(Entries with element boxes)
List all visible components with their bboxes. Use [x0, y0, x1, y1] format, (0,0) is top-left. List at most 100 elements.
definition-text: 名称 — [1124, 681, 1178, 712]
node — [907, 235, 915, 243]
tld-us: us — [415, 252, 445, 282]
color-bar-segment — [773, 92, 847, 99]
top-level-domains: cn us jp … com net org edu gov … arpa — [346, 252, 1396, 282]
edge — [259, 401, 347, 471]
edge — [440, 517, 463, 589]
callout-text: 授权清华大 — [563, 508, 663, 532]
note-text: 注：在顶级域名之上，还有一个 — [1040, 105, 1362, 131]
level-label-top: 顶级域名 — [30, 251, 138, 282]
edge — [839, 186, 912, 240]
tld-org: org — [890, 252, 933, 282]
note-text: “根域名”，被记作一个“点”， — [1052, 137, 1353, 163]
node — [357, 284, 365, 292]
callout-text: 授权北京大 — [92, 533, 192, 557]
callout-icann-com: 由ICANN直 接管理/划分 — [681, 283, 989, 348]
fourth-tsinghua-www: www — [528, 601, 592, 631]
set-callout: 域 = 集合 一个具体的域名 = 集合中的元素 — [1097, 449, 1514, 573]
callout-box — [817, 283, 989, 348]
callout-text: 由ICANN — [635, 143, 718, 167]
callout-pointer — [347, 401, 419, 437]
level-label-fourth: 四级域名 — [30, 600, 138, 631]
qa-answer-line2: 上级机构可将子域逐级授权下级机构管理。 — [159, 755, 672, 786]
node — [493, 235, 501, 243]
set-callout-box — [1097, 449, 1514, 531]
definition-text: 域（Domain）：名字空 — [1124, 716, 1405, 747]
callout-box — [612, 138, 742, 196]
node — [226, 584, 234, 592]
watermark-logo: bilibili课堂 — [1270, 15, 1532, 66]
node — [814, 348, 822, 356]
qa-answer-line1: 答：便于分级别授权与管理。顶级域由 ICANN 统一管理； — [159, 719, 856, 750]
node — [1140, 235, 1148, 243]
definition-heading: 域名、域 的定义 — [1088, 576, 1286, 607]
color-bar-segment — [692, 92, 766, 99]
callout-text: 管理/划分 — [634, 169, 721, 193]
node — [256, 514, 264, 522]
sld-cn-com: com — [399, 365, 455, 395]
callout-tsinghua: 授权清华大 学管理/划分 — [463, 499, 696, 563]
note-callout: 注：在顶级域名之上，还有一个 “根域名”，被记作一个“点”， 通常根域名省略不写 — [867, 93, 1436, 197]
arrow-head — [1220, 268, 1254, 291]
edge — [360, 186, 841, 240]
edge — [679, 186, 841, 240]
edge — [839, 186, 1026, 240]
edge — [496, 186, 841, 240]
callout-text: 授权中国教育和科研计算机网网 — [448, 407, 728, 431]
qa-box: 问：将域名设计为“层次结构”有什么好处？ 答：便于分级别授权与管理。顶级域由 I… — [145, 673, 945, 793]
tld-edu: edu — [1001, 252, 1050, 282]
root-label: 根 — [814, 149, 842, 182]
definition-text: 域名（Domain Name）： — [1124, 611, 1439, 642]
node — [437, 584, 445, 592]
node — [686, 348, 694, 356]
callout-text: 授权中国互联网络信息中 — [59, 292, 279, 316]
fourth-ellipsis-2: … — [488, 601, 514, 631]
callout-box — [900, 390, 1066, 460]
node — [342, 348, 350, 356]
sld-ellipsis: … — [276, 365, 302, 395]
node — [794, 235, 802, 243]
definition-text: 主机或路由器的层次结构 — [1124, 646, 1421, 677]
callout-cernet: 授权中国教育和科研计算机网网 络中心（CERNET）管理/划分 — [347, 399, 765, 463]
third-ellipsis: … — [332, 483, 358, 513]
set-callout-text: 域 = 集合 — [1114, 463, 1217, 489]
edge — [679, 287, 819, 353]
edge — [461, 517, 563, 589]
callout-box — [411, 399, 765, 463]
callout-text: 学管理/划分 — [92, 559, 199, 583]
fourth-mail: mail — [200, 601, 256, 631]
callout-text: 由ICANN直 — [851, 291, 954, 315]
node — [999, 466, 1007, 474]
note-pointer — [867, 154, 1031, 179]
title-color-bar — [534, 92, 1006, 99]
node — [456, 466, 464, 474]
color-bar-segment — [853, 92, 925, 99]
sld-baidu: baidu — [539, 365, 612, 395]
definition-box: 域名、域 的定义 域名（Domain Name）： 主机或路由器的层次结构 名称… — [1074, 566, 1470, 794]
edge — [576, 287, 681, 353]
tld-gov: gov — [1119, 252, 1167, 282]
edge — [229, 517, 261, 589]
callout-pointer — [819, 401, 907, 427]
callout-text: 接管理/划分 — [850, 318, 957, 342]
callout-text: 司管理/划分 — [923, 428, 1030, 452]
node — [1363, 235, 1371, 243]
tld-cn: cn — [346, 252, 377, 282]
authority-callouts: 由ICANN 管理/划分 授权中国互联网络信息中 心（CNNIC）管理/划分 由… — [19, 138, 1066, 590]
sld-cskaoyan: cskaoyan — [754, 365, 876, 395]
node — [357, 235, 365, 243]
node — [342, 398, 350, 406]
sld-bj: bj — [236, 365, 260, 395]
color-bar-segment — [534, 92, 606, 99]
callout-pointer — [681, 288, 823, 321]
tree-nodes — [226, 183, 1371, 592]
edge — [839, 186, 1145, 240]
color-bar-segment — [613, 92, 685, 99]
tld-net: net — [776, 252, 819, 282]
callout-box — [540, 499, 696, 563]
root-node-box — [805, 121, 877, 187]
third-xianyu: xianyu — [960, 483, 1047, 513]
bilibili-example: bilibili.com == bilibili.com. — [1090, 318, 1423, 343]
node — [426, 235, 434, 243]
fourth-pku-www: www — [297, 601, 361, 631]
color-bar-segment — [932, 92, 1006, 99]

_Given instruction_. Return, word for word, the stretch of the entries from the first line through the line containing "callout-text: 授权清华大 — [563, 508, 663, 532]", and nothing more.

_Solution for this problem_.
List all visible components with their bboxes. Use [x0, y0, x1, y1] format, (0,0) is top-left. List at most 100 elements.
definition-text: 名称 — [1124, 681, 1178, 712]
node — [907, 235, 915, 243]
tld-us: us — [415, 252, 445, 282]
color-bar-segment — [773, 92, 847, 99]
top-level-domains: cn us jp … com net org edu gov … arpa — [346, 252, 1396, 282]
edge — [259, 401, 347, 471]
edge — [440, 517, 463, 589]
callout-text: 授权清华大 — [563, 508, 663, 532]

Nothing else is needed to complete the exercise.